> REQUIRED TASK:
Print out every record exactly as it appears.
□ □ □ □ □
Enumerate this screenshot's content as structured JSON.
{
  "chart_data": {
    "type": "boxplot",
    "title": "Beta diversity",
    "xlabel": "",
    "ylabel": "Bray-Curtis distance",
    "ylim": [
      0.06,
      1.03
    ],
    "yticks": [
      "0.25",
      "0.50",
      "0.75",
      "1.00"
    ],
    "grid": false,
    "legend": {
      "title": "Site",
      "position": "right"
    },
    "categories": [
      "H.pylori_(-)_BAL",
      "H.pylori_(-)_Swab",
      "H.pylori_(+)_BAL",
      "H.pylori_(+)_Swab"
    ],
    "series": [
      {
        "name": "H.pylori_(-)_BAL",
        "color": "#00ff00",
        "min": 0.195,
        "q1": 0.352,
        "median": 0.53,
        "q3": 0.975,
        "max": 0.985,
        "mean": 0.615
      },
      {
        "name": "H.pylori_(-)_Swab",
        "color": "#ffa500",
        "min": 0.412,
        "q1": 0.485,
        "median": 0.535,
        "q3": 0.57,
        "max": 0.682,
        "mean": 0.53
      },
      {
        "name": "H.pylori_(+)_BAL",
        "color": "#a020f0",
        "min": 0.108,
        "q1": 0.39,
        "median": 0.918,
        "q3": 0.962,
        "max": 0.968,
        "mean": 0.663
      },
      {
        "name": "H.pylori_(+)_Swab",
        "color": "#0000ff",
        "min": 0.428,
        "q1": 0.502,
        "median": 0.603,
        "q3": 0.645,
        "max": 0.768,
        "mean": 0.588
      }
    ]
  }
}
□ □ □ □ □
> TASK RESPONSE:
Enumerate this screenshot's content as structured JSON.
{
  "chart_data": {
    "type": "boxplot",
    "title": "Beta diversity",
    "xlabel": "",
    "ylabel": "Bray-Curtis distance",
    "ylim": [
      0.06,
      1.03
    ],
    "yticks": [
      "0.25",
      "0.50",
      "0.75",
      "1.00"
    ],
    "grid": false,
    "legend": {
      "title": "Site",
      "position": "right"
    },
    "categories": [
      "H.pylori_(-)_BAL",
      "H.pylori_(-)_Swab",
      "H.pylori_(+)_BAL",
      "H.pylori_(+)_Swab"
    ],
    "series": [
      {
        "name": "H.pylori_(-)_BAL",
        "color": "#00ff00",
        "min": 0.195,
        "q1": 0.352,
        "median": 0.53,
        "q3": 0.975,
        "max": 0.985,
        "mean": 0.615
      },
      {
        "name": "H.pylori_(-)_Swab",
        "color": "#ffa500",
        "min": 0.412,
        "q1": 0.485,
        "median": 0.535,
        "q3": 0.57,
        "max": 0.682,
        "mean": 0.53
      },
      {
        "name": "H.pylori_(+)_BAL",
        "color": "#a020f0",
        "min": 0.108,
        "q1": 0.39,
        "median": 0.918,
        "q3": 0.962,
        "max": 0.968,
        "mean": 0.663
      },
      {
        "name": "H.pylori_(+)_Swab",
        "color": "#0000ff",
        "min": 0.428,
        "q1": 0.502,
        "median": 0.603,
        "q3": 0.645,
        "max": 0.768,
        "mean": 0.588
      }
    ]
  }
}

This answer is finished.